> **Information provided**:
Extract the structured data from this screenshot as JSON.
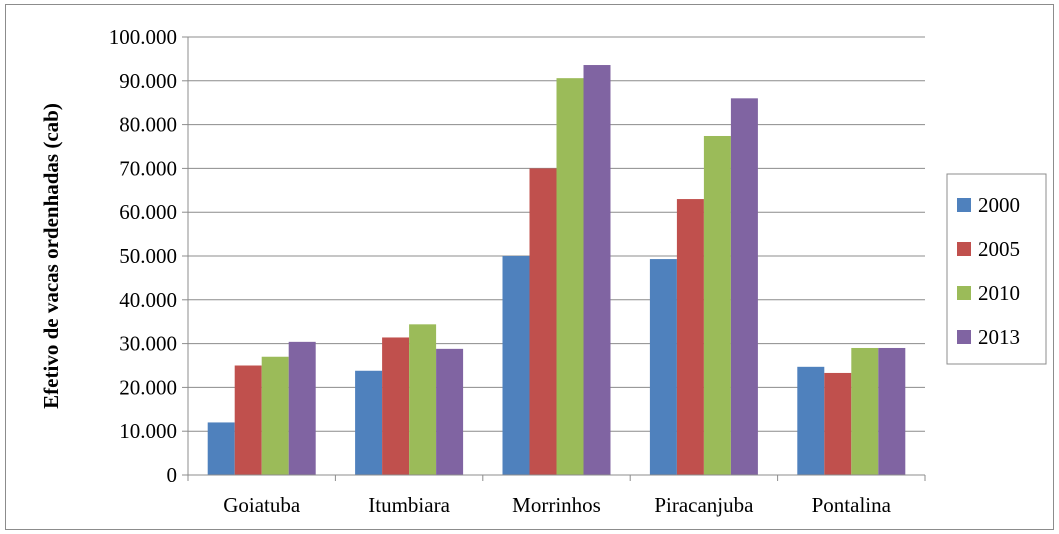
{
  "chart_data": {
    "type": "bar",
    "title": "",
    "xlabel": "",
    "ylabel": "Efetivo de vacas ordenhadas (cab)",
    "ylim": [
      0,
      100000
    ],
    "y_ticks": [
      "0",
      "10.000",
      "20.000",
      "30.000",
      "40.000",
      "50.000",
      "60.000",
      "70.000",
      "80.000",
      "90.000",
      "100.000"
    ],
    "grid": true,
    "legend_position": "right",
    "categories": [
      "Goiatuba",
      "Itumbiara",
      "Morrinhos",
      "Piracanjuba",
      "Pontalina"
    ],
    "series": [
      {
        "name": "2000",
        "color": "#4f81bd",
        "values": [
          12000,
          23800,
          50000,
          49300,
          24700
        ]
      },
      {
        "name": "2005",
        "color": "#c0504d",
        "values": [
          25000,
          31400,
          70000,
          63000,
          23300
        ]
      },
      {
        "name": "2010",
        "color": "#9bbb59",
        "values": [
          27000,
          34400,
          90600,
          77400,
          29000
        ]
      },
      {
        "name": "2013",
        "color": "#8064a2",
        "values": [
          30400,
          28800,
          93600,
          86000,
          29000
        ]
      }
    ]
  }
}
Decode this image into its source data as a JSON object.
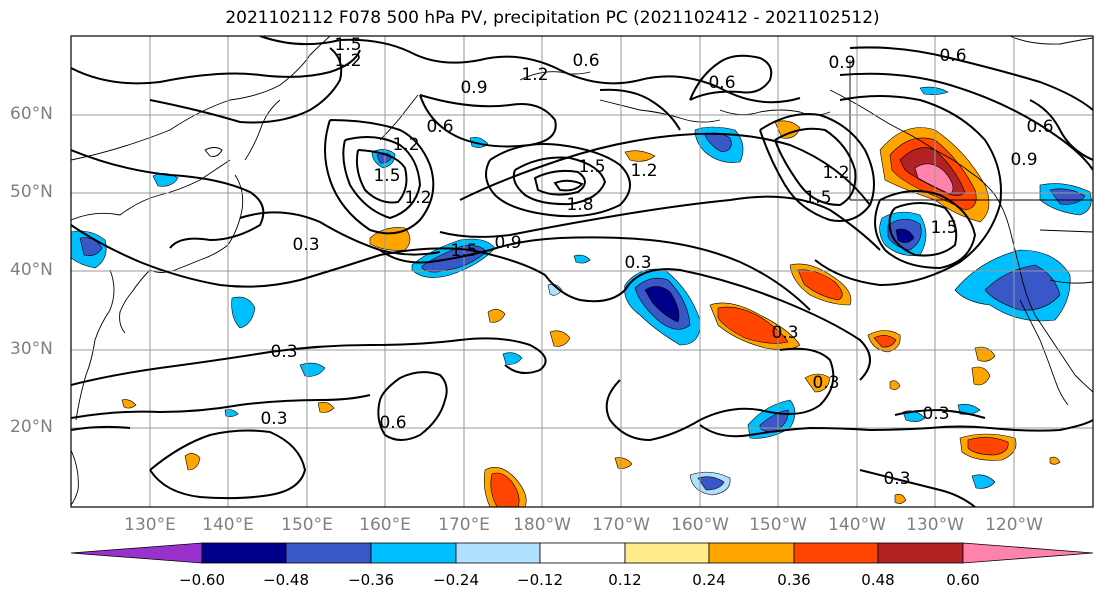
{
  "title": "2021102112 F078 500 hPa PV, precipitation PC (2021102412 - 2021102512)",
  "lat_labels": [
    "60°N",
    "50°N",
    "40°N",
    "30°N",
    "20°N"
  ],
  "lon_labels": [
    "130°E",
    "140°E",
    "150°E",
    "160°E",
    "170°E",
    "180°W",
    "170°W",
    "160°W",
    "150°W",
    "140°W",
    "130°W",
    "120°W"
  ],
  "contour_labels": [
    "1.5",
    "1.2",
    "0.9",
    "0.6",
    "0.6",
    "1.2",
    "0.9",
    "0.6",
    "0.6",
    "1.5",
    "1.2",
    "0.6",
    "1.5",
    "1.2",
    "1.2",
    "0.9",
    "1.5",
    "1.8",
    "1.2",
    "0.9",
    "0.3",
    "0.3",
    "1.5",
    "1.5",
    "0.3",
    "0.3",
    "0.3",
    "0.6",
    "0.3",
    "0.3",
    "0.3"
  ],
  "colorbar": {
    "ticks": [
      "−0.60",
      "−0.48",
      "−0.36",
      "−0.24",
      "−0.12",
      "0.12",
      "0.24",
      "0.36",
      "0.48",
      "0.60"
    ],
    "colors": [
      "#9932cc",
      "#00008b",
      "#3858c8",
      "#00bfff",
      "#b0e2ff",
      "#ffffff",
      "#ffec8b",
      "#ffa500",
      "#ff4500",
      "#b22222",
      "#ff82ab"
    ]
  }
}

---

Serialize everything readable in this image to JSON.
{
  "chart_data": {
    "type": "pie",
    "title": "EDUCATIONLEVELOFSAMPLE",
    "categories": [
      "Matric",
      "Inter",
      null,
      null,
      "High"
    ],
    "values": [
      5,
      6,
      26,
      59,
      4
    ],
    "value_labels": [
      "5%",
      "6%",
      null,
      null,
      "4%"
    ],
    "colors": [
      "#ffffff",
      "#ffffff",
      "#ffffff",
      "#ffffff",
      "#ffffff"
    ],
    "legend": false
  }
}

---

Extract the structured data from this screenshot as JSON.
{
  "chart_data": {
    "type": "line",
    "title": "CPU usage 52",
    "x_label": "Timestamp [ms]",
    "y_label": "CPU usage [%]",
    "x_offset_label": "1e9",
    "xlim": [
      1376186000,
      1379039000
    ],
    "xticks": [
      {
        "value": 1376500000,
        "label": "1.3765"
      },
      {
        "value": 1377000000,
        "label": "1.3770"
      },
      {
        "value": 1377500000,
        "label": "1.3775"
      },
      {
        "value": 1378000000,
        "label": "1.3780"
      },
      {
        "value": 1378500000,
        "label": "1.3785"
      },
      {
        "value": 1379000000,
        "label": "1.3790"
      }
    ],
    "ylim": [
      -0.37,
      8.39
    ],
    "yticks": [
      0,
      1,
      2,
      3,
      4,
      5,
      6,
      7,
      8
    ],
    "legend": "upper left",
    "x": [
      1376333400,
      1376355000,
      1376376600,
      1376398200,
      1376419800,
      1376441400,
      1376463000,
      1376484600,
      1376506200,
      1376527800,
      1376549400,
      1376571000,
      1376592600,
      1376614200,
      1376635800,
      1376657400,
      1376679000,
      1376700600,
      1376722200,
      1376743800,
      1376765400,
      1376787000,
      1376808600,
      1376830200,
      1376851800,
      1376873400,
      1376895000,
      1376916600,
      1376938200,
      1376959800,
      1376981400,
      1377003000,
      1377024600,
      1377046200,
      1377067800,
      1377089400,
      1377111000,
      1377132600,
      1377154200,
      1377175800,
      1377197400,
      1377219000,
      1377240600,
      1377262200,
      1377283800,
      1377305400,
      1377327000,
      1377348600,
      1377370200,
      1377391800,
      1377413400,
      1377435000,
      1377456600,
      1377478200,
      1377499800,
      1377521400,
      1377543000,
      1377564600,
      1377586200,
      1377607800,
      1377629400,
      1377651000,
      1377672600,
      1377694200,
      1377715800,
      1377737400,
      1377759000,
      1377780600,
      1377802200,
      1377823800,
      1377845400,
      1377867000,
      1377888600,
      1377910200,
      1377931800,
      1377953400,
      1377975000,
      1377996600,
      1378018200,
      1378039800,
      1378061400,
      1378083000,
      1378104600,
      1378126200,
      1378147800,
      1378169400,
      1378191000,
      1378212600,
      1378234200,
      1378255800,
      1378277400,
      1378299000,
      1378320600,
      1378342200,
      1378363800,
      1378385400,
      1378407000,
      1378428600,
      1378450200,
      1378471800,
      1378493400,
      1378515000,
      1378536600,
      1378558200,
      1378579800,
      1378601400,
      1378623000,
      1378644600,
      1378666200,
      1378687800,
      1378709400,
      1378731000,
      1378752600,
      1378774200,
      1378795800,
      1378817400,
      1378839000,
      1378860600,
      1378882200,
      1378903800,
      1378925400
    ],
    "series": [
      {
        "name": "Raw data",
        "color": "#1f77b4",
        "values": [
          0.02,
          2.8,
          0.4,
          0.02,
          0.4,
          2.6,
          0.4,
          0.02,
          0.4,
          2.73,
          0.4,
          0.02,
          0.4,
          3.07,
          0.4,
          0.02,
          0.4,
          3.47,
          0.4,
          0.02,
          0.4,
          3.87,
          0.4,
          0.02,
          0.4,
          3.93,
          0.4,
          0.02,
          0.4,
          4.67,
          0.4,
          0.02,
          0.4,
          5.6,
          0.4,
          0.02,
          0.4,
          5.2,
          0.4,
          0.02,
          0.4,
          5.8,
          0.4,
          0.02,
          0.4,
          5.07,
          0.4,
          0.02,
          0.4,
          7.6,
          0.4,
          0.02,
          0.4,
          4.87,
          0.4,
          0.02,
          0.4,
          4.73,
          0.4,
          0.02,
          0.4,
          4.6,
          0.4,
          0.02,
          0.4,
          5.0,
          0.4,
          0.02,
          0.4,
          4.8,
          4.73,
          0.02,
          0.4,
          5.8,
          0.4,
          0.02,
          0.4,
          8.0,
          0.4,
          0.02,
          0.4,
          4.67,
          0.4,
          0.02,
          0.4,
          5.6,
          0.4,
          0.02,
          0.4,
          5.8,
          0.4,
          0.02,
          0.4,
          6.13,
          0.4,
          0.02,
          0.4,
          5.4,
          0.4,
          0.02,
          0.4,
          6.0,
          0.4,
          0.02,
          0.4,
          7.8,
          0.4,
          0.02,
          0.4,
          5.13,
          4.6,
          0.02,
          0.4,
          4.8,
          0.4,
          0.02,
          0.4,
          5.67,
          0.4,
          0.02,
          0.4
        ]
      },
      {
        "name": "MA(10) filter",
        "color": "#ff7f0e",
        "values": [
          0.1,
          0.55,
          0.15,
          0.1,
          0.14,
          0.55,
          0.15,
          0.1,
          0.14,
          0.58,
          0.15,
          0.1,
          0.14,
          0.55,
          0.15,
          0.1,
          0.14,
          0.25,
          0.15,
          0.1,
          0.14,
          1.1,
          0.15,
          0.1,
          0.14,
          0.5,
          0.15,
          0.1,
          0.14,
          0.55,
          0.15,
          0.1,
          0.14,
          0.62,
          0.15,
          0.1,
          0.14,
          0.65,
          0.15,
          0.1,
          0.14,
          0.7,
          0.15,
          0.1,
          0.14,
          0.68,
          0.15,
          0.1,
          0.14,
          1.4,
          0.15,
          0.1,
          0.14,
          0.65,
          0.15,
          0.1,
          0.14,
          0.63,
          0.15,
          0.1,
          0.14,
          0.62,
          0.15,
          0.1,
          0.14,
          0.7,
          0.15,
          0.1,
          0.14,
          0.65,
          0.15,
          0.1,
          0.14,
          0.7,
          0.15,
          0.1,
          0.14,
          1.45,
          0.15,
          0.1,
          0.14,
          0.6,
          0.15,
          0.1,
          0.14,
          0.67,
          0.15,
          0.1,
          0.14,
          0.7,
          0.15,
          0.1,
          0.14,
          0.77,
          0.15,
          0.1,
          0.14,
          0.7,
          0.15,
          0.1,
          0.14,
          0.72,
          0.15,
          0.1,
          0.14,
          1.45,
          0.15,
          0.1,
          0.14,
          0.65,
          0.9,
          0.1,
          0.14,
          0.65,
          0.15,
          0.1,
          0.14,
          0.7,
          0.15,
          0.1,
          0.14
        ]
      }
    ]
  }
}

> **What to produce**:
Collect every line with the string "name" from the records, and copy each.

> **Response for this exercise**:
        "name": "2000",
        "name": "2005",
        "name": "2010",
        "name": "2013",
        "name": "Raw data",
        "name": "MA(10) filter",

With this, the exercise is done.